> _任务要求_:
请原样抄录记录中自开头起、至包含“y-tick-label: 100 xyxy=(57,1314,86,1335)”的那一行为止的各行，首尾两行均包括在内。

> _边界框坐标列表_:
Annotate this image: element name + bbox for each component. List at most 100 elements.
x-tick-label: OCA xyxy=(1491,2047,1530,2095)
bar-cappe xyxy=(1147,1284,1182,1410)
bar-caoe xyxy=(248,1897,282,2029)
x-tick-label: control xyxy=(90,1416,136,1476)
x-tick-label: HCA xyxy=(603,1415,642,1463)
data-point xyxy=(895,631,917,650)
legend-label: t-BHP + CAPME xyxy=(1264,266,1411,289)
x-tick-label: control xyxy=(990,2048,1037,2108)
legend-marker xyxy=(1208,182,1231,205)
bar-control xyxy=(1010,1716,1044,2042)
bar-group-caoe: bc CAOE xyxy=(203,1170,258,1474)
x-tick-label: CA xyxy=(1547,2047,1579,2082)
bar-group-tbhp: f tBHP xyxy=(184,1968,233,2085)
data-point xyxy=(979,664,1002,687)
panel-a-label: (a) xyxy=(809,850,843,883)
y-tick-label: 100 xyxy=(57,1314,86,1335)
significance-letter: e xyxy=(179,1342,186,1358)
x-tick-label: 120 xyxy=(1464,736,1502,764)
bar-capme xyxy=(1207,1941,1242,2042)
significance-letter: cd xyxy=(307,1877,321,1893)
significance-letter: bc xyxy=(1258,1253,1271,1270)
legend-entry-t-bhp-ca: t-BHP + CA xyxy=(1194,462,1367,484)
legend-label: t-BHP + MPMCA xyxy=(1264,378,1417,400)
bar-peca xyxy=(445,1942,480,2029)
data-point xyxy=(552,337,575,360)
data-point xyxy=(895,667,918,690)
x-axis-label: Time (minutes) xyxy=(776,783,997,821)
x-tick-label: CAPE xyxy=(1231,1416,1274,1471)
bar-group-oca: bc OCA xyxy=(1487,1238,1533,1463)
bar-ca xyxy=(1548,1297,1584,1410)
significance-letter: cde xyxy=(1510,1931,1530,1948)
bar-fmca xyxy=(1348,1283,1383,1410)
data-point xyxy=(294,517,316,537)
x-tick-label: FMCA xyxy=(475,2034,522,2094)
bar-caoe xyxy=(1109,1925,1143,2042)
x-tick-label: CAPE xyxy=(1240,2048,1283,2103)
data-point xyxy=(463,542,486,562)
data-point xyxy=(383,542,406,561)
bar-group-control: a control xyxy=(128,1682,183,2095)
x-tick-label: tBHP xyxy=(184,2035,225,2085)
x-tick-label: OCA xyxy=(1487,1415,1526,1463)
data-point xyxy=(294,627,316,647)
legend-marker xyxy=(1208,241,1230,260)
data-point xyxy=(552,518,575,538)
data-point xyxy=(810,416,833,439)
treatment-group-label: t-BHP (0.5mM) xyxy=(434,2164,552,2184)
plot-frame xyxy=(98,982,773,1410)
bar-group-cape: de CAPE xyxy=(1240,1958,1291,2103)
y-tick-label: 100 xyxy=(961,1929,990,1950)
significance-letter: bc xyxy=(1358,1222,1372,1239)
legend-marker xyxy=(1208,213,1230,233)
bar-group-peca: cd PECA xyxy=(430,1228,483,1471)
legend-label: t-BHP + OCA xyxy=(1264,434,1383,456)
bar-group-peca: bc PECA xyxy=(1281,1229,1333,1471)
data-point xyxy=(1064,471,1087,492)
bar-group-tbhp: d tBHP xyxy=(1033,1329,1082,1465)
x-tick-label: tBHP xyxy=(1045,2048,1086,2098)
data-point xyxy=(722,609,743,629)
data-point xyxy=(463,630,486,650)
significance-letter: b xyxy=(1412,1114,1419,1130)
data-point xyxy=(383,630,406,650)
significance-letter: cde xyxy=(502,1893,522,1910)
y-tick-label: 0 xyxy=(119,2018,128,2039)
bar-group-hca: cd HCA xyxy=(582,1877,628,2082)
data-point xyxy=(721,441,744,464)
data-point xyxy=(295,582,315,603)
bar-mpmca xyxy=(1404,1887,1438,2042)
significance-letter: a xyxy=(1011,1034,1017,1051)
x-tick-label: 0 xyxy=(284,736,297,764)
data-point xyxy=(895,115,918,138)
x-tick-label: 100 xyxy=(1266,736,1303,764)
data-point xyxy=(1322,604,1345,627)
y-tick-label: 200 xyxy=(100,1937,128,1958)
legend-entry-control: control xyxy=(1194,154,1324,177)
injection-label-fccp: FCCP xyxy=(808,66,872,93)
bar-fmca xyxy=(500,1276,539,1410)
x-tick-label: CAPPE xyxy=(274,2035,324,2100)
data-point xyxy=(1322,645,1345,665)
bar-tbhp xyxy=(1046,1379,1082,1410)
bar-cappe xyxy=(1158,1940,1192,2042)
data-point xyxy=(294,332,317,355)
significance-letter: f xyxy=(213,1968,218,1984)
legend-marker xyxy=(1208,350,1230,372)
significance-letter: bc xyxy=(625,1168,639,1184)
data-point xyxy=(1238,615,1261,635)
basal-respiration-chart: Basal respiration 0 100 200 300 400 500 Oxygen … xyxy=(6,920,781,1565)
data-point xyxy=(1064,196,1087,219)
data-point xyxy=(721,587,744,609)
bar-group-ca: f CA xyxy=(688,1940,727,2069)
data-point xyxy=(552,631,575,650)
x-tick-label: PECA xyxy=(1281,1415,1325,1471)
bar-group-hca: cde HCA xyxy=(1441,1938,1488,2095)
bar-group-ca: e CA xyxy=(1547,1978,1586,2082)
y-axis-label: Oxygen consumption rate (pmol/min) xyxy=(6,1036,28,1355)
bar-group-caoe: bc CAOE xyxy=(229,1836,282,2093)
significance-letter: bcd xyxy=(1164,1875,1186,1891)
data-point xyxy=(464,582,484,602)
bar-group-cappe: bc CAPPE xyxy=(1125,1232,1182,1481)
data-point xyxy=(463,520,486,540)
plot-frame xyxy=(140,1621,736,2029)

> _任务结果_:
Annotate this image: element name + bbox for each component. List at most 100 elements.
x-tick-label: OCA xyxy=(1491,2047,1530,2095)
bar-cappe xyxy=(1147,1284,1182,1410)
bar-caoe xyxy=(248,1897,282,2029)
x-tick-label: control xyxy=(90,1416,136,1476)
x-tick-label: HCA xyxy=(603,1415,642,1463)
data-point xyxy=(895,631,917,650)
legend-label: t-BHP + CAPME xyxy=(1264,266,1411,289)
x-tick-label: control xyxy=(990,2048,1037,2108)
legend-marker xyxy=(1208,182,1231,205)
bar-control xyxy=(1010,1716,1044,2042)
bar-group-caoe: bc CAOE xyxy=(203,1170,258,1474)
x-tick-label: CA xyxy=(1547,2047,1579,2082)
bar-group-tbhp: f tBHP xyxy=(184,1968,233,2085)
data-point xyxy=(979,664,1002,687)
panel-a-label: (a) xyxy=(809,850,843,883)
y-tick-label: 100 xyxy=(57,1314,86,1335)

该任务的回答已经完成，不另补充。